> YOUR TASK
Extract every line below that contains the word "SECTOR".
-------- DATA FOR THIS EXERCISE
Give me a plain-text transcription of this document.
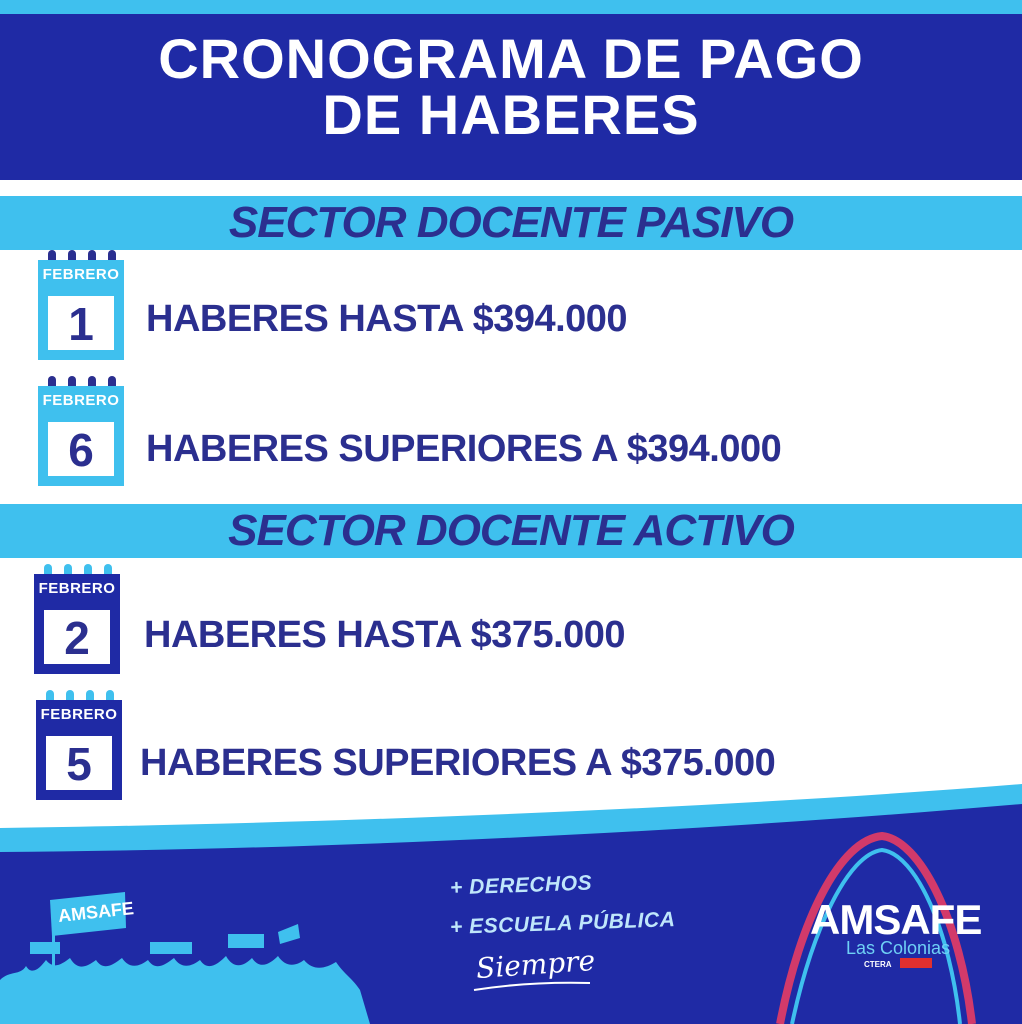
CRONOGRAMA DE PAGO
DE HABERES
SECTOR DOCENTE PASIVO
FEBRERO
1	HABERES HASTA $394.000
FEBRERO
6	HABERES SUPERIORES A $394.000
SECTOR DOCENTE ACTIVO
FEBRERO
2	HABERES HASTA $375.000
FEBRERO
5	HABERES SUPERIORES A $375.000
AMSAFE
+ DERECHOS
+ ESCUELA PÚBLICA
Siempre
AMSAFE
Las Colonias
CTERA
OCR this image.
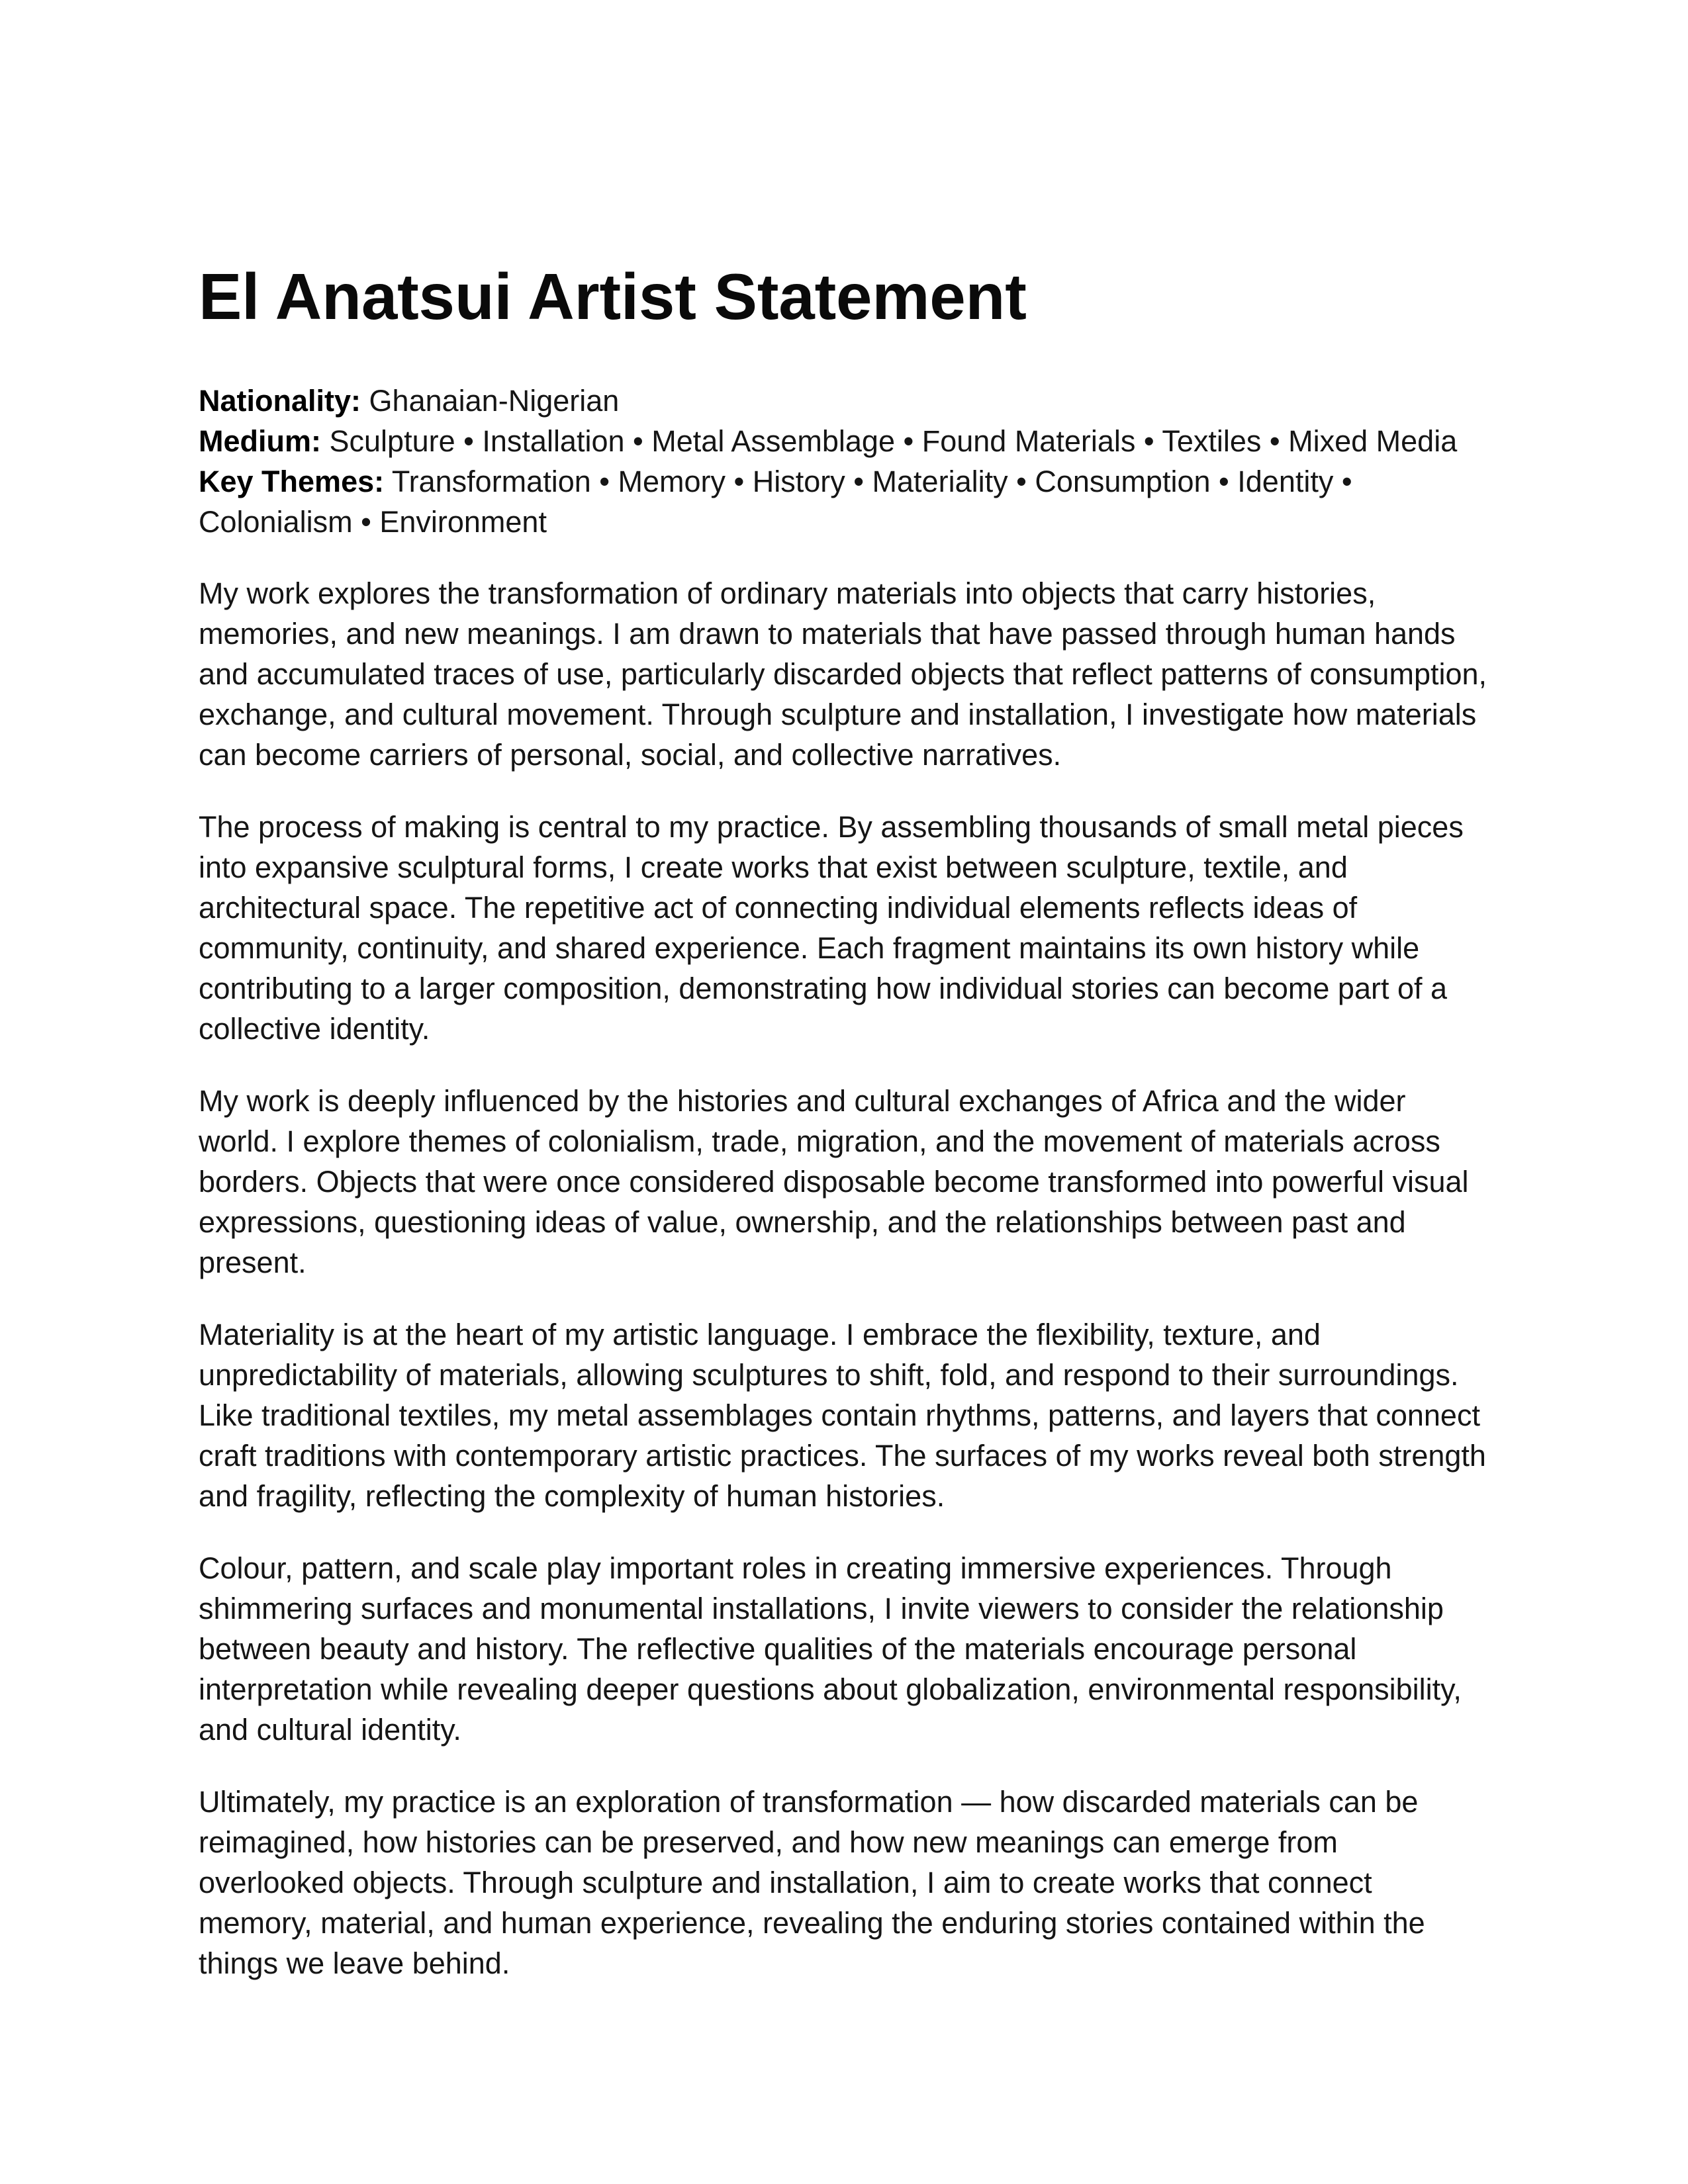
El Anatsui Artist Statement
Nationality: Ghanaian-Nigerian
Medium: Sculpture • Installation • Metal Assemblage • Found Materials • Textiles • Mixed Media
Key Themes: Transformation • Memory • History • Materiality • Consumption • Identity • Colonialism • Environment

My work explores the transformation of ordinary materials into objects that carry histories, memories, and new meanings. I am drawn to materials that have passed through human hands and accumulated traces of use, particularly discarded objects that reflect patterns of consumption, exchange, and cultural movement. Through sculpture and installation, I investigate how materials can become carriers of personal, social, and collective narratives.

The process of making is central to my practice. By assembling thousands of small metal pieces into expansive sculptural forms, I create works that exist between sculpture, textile, and architectural space. The repetitive act of connecting individual elements reflects ideas of community, continuity, and shared experience. Each fragment maintains its own history while contributing to a larger composition, demonstrating how individual stories can become part of a collective identity.

My work is deeply influenced by the histories and cultural exchanges of Africa and the wider world. I explore themes of colonialism, trade, migration, and the movement of materials across borders. Objects that were once considered disposable become transformed into powerful visual expressions, questioning ideas of value, ownership, and the relationships between past and present.

Materiality is at the heart of my artistic language. I embrace the flexibility, texture, and unpredictability of materials, allowing sculptures to shift, fold, and respond to their surroundings. Like traditional textiles, my metal assemblages contain rhythms, patterns, and layers that connect craft traditions with contemporary artistic practices. The surfaces of my works reveal both strength and fragility, reflecting the complexity of human histories.

Colour, pattern, and scale play important roles in creating immersive experiences. Through shimmering surfaces and monumental installations, I invite viewers to consider the relationship between beauty and history. The reflective qualities of the materials encourage personal interpretation while revealing deeper questions about globalization, environmental responsibility, and cultural identity.

Ultimately, my practice is an exploration of transformation — how discarded materials can be reimagined, how histories can be preserved, and how new meanings can emerge from overlooked objects. Through sculpture and installation, I aim to create works that connect memory, material, and human experience, revealing the enduring stories contained within the things we leave behind.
----------------
> REPLY TO THE TASK
SECTOR DOCENTE PASIVO
SECTOR DOCENTE ACTIVO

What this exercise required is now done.